**DIRECTIVE 1:**
In the listing, transcribe the lines word for word, beginning with the line that contains "profile-meta: Boston, MA" and stopping after the line that contains "location-item: Boston, MA".

═══ TEXT EXTRACT ═══

Charles Payne

Personal information
- Full name: Charles Payne
- Born: 12 May 1832 East Grinstead, Sussex
- Died: 18 February 1909 (aged 76) Tonbridge, Kent
- Batting: Right-handed
- Relations: Joseph Payne (brother) Richard Payne (brother) William Payne (nephew) Alfred Payne (nephew)

Domestic team information
- 1857–1870: Sussex
- 1863–1870: Kent
- FC debut: 5 June 1857 Sussex v Marylebone Cricket Club (MCC)
- Last FC: 19 August 1875 South v North

Career statistics
| Competition | First-class |
| Matches | 88 |
| Runs scored | 2,702 |
| Batting average | 19.02 |
| 100s/50s | 2/8 |
| Top score | 137 |
| Balls bowled | 347 |
| Wickets | 7 |
| Bowling average | 31.85 |
| 5 wickets in innings | 0 |
| 10 wickets in match | 0 |
| Best bowling | 3/13 |
| Catches/stumpings | 69/– |
- Source: ESPNcricinfo, 8 November 2018

= Charles Payne (cricketer, born 1832) =

English cricketer

Charles Payne (12 May 1832 – 18 February 1909) was an English professional cricketer active from 1857 to 1875 who played in 88 first-class cricket matches, mainly for Sussex County Cricket Club and Kent County Cricket Club. He was born in East Grinstead in Sussex in 1832 and died at Tonbridge in Kent in 1909 aged 76.

═══ DATA FOR THE TASK ═══

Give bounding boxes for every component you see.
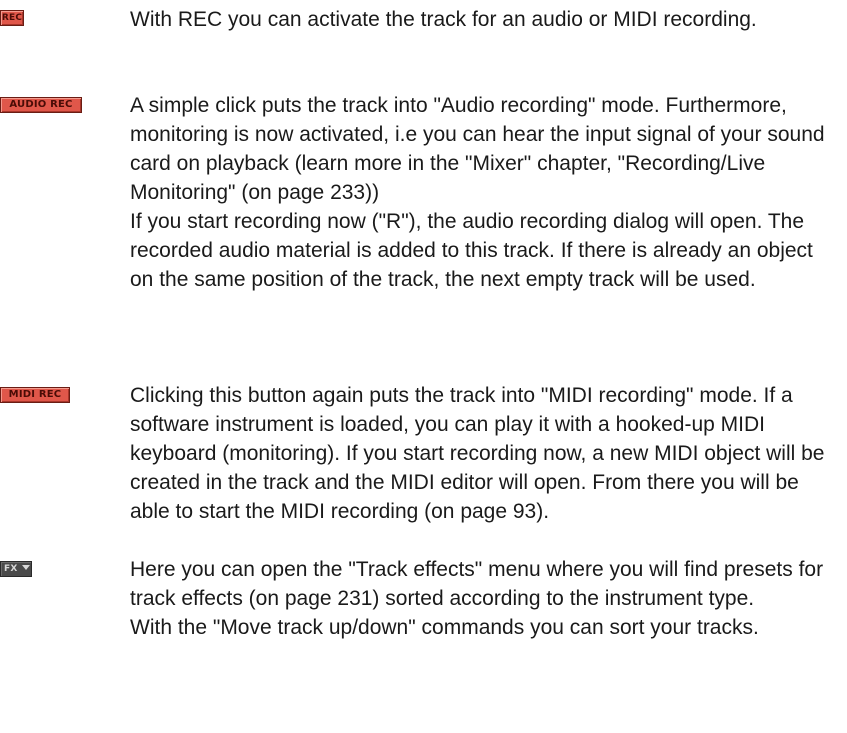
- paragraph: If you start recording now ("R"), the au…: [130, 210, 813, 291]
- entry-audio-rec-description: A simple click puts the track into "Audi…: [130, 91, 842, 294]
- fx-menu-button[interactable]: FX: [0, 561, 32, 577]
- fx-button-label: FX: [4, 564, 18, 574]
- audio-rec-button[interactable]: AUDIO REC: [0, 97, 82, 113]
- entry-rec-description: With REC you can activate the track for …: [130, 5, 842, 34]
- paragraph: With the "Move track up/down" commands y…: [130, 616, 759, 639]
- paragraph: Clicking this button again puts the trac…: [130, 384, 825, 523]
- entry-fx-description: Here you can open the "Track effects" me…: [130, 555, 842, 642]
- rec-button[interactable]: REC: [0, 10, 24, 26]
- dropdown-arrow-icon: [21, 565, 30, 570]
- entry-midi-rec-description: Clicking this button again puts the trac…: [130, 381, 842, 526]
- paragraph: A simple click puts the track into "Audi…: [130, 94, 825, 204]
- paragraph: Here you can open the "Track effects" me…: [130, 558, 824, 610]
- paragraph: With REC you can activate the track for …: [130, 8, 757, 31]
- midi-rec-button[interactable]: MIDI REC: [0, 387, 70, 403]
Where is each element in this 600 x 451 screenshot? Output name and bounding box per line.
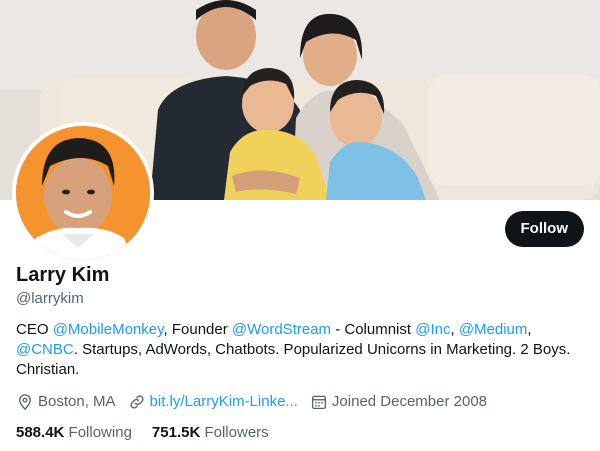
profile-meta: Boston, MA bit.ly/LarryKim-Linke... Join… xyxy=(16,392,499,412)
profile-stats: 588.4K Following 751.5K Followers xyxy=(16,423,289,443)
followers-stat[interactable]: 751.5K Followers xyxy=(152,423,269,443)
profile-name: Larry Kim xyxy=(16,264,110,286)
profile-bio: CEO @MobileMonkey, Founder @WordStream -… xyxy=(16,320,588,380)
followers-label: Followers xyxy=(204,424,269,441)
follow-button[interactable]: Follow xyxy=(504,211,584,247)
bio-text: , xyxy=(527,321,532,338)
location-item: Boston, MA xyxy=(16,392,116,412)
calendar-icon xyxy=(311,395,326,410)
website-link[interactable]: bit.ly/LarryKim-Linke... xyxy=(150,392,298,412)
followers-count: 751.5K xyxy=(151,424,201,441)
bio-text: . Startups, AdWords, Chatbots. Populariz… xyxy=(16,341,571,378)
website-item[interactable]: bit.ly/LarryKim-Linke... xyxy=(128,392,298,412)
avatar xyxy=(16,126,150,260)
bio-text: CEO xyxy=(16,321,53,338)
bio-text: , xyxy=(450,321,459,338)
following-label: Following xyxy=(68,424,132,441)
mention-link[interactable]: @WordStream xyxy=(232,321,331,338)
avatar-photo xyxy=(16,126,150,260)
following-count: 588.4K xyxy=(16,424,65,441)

═══

**DIRECTIVE 2:**
Name every relative of Charles Payne given in the cricketer text, with each one's relationship to him.

**FINISHED ANSWER 1:**
profile-meta: Boston, MA bit.ly/LarryKim-Linke... Join… xyxy=(16,392,499,412)
profile-stats: 588.4K Following 751.5K Followers xyxy=(16,423,289,443)
followers-stat[interactable]: 751.5K Followers xyxy=(152,423,269,443)
profile-name: Larry Kim xyxy=(16,264,110,286)
profile-bio: CEO @MobileMonkey, Founder @WordStream -… xyxy=(16,320,588,380)
followers-label: Followers xyxy=(204,424,269,441)
follow-button[interactable]: Follow xyxy=(504,211,584,247)
bio-text: , xyxy=(527,321,532,338)
location-item: Boston, MA xyxy=(16,392,116,412)

**FINISHED ANSWER 2:**
Joseph Payne (brother)
Richard Payne (brother)
William Payne (nephew)
Alfred Payne (nephew)